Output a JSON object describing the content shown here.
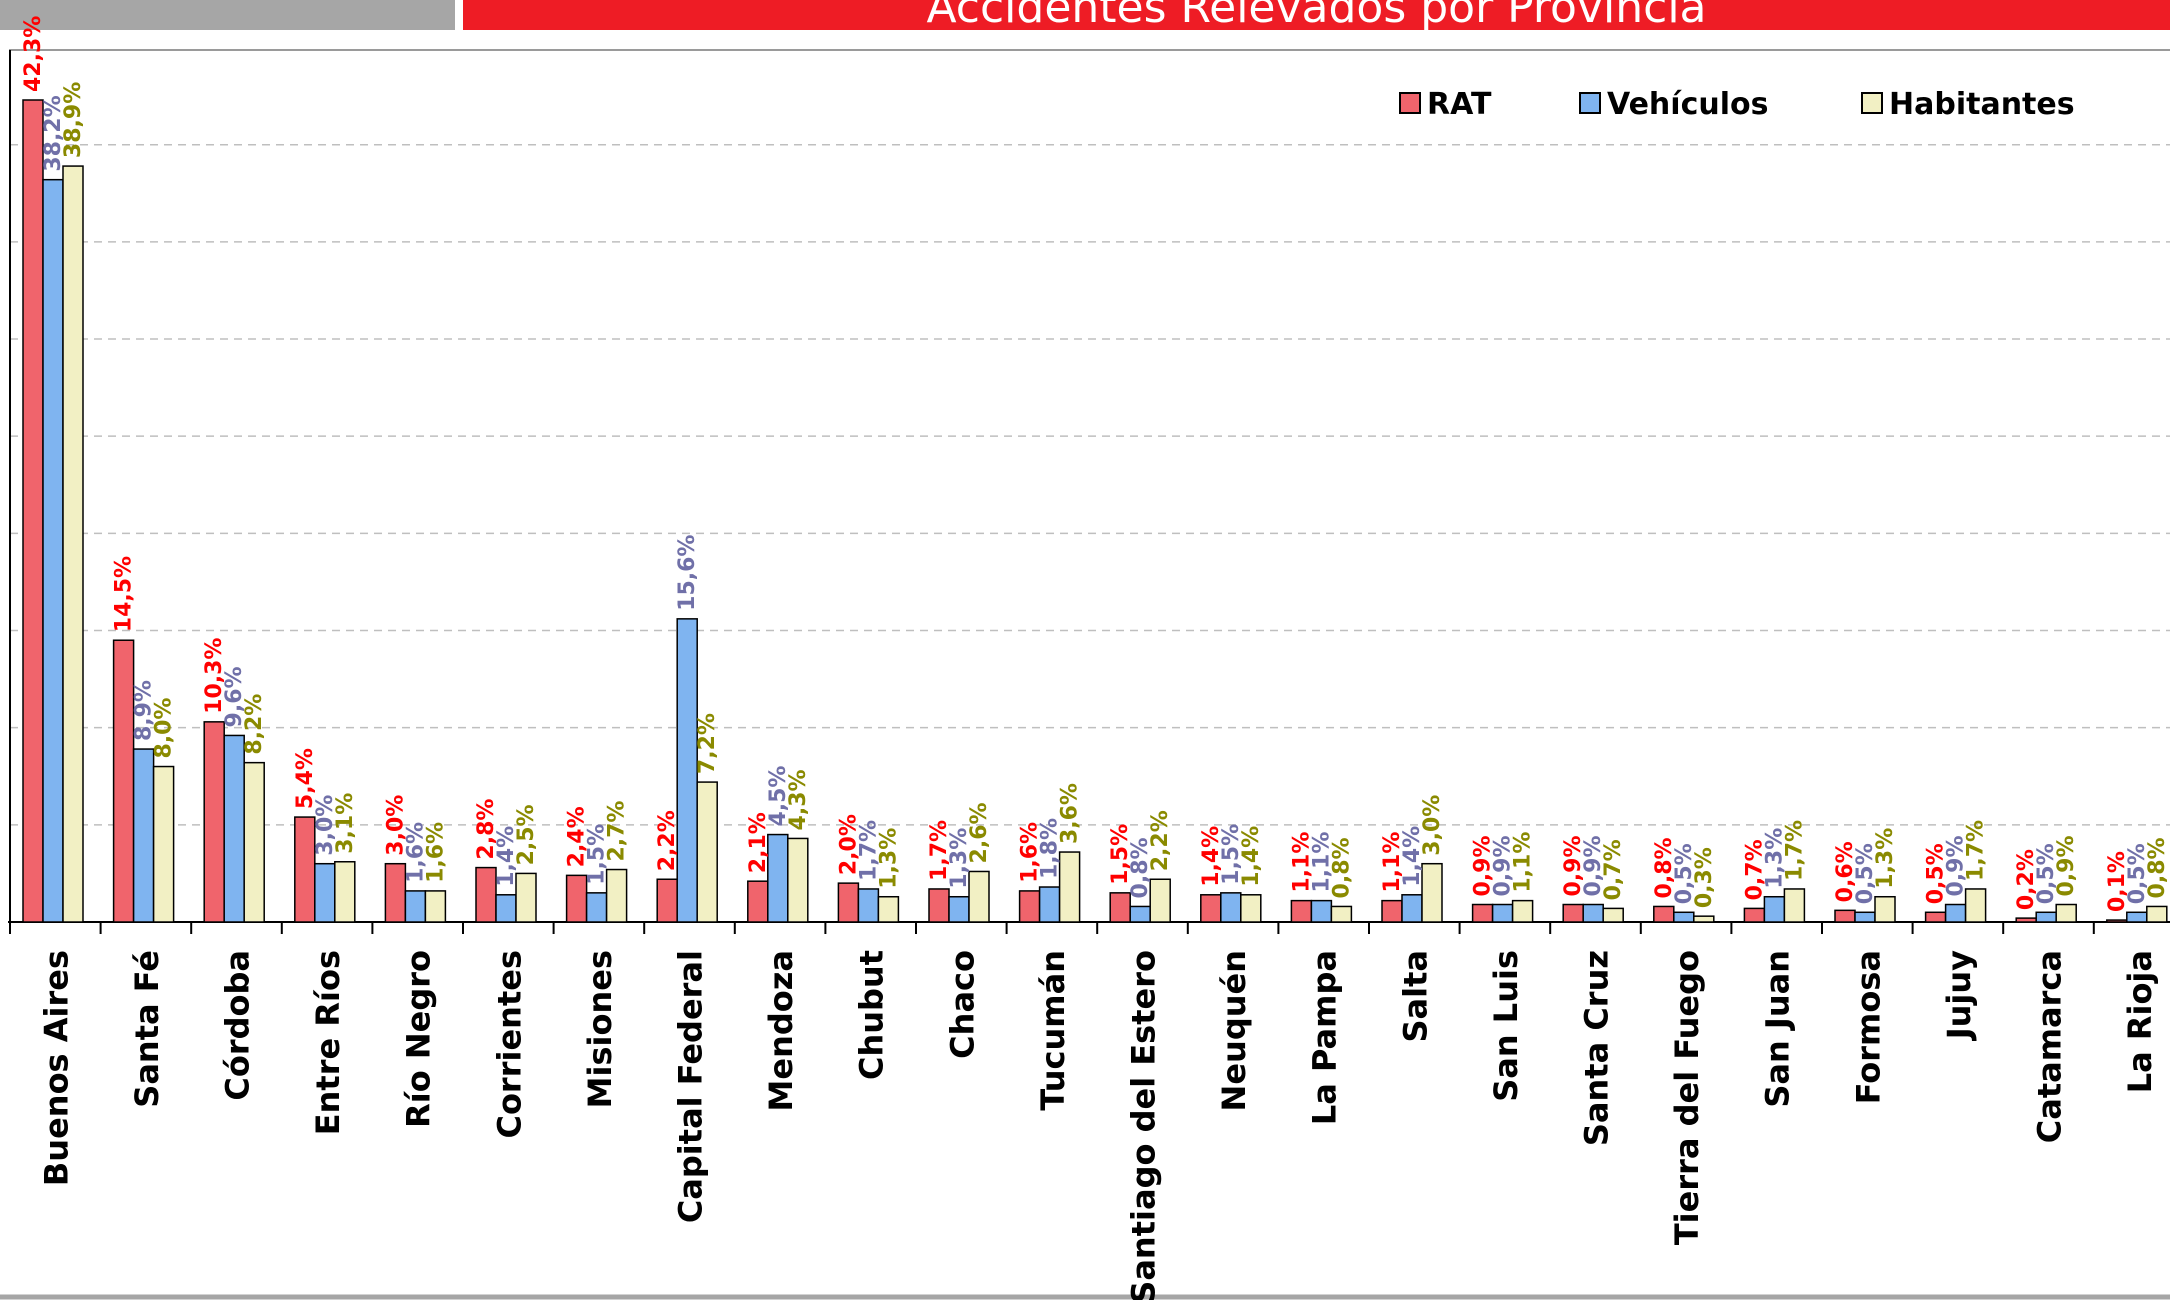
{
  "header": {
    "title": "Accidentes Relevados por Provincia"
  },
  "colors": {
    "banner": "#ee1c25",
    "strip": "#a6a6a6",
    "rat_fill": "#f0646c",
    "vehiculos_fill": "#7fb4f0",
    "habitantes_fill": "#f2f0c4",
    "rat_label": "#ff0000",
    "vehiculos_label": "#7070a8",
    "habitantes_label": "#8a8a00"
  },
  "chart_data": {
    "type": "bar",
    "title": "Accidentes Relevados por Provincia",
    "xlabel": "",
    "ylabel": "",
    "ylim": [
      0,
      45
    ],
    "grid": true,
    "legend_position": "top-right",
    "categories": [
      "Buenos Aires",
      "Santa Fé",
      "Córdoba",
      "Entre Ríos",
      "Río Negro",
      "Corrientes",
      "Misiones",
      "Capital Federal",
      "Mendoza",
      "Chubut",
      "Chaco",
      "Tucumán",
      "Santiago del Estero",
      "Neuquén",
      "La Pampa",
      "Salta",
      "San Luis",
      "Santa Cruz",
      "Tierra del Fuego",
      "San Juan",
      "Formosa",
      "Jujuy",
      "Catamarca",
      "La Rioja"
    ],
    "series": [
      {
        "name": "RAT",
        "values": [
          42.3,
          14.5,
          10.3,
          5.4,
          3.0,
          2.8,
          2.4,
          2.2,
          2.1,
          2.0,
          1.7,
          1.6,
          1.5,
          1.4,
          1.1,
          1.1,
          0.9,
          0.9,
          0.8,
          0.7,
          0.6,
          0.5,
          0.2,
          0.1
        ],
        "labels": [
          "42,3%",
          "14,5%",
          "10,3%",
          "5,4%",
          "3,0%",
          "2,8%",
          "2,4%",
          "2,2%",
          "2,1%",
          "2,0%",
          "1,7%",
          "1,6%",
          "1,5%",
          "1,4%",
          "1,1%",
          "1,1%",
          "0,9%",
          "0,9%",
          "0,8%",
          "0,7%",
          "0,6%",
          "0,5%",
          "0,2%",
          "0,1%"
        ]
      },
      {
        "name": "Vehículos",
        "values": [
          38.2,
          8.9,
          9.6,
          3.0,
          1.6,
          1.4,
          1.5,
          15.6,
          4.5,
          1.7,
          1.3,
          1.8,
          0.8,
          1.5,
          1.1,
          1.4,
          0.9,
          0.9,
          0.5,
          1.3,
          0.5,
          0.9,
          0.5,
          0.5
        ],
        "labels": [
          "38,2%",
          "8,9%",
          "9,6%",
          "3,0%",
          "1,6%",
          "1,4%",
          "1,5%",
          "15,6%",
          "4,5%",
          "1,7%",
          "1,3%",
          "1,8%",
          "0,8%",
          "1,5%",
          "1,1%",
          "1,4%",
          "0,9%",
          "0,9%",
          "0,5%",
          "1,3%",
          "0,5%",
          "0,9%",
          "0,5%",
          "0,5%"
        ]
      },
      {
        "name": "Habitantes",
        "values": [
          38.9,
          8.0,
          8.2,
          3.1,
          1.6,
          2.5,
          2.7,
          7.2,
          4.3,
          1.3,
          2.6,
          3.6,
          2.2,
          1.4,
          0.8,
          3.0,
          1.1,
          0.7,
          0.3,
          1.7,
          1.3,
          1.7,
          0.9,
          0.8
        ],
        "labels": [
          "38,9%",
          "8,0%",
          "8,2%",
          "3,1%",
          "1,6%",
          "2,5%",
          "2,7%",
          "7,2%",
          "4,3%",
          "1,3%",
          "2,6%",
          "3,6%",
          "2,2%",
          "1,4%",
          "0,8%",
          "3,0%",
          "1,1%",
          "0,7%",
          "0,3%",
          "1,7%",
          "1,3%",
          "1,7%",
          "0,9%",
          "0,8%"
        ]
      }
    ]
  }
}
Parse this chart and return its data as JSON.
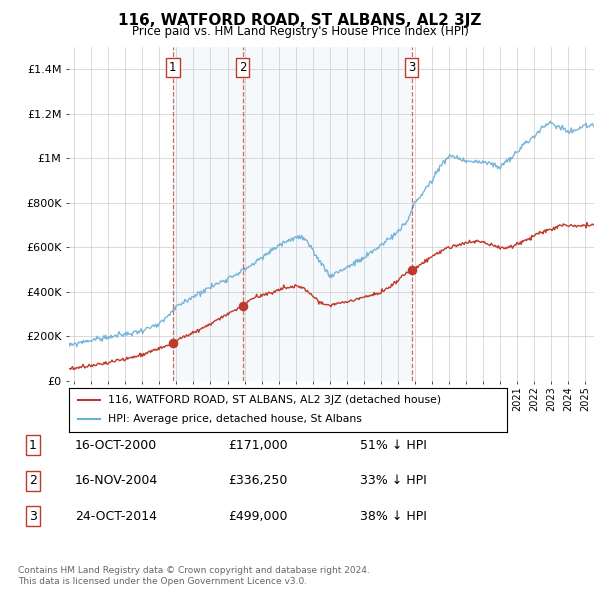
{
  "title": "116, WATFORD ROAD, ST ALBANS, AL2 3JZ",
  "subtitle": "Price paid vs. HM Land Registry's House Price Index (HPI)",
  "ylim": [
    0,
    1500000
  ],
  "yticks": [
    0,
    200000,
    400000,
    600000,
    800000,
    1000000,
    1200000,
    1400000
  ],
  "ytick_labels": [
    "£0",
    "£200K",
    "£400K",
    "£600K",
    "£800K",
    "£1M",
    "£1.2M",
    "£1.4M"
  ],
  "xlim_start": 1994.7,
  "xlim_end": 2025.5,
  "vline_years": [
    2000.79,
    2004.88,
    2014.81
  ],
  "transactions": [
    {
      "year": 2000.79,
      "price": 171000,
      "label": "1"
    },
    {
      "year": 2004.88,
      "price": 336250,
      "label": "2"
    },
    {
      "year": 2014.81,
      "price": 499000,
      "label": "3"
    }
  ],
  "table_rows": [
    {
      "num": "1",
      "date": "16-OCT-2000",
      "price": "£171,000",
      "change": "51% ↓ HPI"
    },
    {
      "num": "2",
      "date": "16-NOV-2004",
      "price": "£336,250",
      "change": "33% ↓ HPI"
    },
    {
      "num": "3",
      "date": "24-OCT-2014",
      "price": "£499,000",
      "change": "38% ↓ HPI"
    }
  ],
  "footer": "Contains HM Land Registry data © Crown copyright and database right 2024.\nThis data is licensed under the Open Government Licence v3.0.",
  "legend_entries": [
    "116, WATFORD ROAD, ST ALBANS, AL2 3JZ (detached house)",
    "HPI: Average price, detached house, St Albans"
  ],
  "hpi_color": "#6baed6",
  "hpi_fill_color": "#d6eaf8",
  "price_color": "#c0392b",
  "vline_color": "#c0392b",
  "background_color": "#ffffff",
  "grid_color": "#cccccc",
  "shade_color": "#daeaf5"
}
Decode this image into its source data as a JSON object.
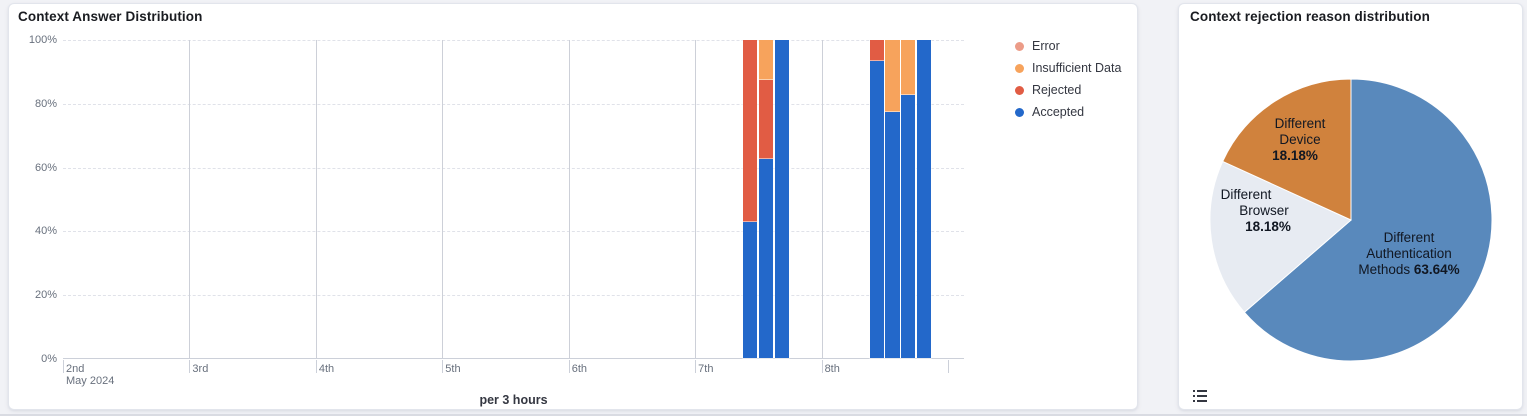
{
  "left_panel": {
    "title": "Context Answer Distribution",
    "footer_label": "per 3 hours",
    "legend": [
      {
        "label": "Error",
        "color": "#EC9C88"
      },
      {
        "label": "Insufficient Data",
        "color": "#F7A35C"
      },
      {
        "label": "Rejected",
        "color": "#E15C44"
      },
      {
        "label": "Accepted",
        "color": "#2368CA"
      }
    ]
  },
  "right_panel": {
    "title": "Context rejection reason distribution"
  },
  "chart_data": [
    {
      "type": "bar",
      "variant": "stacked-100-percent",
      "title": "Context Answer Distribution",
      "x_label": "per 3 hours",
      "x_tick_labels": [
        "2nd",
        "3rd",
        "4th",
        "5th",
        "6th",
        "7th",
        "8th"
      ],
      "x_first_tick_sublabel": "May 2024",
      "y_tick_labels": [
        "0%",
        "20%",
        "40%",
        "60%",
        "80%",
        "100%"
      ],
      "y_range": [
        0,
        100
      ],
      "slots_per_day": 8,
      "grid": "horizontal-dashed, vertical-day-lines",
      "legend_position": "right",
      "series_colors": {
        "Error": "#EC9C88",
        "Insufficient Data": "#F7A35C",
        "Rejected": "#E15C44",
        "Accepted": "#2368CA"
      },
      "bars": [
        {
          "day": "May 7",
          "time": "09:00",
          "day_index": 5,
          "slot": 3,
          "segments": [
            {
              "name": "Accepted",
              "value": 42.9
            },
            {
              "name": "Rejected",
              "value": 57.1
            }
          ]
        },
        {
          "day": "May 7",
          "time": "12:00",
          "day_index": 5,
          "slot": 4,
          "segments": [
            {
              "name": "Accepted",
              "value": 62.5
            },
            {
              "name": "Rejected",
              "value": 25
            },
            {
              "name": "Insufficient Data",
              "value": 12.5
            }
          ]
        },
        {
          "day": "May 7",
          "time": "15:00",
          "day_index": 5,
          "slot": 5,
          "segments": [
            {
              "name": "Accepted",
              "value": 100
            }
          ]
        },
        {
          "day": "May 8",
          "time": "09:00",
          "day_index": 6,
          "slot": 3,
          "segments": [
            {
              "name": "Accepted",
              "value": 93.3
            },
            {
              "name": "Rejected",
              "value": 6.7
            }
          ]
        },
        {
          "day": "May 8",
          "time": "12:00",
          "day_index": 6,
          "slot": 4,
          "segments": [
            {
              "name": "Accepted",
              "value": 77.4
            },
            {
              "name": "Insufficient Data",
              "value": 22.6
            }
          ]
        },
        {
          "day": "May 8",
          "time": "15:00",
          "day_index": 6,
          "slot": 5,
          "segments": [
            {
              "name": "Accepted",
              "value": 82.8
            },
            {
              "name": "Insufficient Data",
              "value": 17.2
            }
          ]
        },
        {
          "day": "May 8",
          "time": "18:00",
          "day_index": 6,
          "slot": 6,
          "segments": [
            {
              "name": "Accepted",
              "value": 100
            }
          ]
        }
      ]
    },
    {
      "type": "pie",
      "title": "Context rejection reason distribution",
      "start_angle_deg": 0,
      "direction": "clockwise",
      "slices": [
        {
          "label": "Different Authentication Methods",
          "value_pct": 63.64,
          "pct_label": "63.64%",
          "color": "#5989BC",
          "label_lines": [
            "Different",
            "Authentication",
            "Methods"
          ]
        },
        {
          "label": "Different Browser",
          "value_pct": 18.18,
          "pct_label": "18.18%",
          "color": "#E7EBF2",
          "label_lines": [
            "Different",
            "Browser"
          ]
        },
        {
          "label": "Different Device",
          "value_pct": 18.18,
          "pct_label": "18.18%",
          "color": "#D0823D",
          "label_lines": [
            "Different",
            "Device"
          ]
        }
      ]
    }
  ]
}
-*-*-
What to work on: Find the lines above that contain the word "reason" and collect them.

Written solution:
    "title": "Context rejection reason distribution"
      "title": "Context rejection reason distribution",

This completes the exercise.